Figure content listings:
■ ■ ■ ■ ■

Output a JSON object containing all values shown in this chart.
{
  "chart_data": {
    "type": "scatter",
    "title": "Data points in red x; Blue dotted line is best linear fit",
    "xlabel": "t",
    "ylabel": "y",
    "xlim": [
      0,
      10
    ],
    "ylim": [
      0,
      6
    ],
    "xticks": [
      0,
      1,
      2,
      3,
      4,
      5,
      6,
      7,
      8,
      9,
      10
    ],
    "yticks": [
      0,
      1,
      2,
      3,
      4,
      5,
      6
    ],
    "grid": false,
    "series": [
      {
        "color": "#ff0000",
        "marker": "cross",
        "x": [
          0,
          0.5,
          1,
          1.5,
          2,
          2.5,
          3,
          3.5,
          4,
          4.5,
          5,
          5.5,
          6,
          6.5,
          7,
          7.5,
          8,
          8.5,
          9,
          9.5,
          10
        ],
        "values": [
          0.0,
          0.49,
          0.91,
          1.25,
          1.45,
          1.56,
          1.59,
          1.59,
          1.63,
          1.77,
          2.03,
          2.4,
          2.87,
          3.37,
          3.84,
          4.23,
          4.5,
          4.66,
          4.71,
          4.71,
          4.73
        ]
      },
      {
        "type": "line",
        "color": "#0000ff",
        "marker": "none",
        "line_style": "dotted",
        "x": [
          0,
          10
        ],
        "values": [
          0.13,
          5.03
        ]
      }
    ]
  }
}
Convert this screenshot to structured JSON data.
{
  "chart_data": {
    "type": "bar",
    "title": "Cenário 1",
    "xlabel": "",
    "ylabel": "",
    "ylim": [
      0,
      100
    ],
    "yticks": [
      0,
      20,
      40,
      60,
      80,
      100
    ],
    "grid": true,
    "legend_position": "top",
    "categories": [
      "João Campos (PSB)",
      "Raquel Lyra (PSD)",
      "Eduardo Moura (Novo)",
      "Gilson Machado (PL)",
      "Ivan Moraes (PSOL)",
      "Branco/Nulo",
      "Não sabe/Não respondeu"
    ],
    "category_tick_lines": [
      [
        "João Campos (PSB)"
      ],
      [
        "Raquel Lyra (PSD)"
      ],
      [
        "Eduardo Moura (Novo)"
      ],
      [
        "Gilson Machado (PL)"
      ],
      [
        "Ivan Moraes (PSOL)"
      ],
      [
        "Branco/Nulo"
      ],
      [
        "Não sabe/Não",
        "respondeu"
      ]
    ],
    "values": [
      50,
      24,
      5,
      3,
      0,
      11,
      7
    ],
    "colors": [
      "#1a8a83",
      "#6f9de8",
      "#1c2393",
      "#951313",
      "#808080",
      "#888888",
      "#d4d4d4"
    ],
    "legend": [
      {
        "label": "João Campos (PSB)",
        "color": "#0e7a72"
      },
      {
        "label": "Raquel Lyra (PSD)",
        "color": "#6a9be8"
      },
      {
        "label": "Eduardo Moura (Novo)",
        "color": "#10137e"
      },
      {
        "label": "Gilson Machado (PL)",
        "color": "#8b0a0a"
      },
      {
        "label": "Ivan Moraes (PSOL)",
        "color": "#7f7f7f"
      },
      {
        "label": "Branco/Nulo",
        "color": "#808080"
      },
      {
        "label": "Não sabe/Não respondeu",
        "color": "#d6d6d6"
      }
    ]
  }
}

■ ■ ■ ■ ■

* TASK STATEMENT
Identify each line containing the string "Novo" and copy it out.

* COMPLETED EXERCISE
      "Eduardo Moura (Novo)",
        "Eduardo Moura (Novo)"
        "label": "Eduardo Moura (Novo)",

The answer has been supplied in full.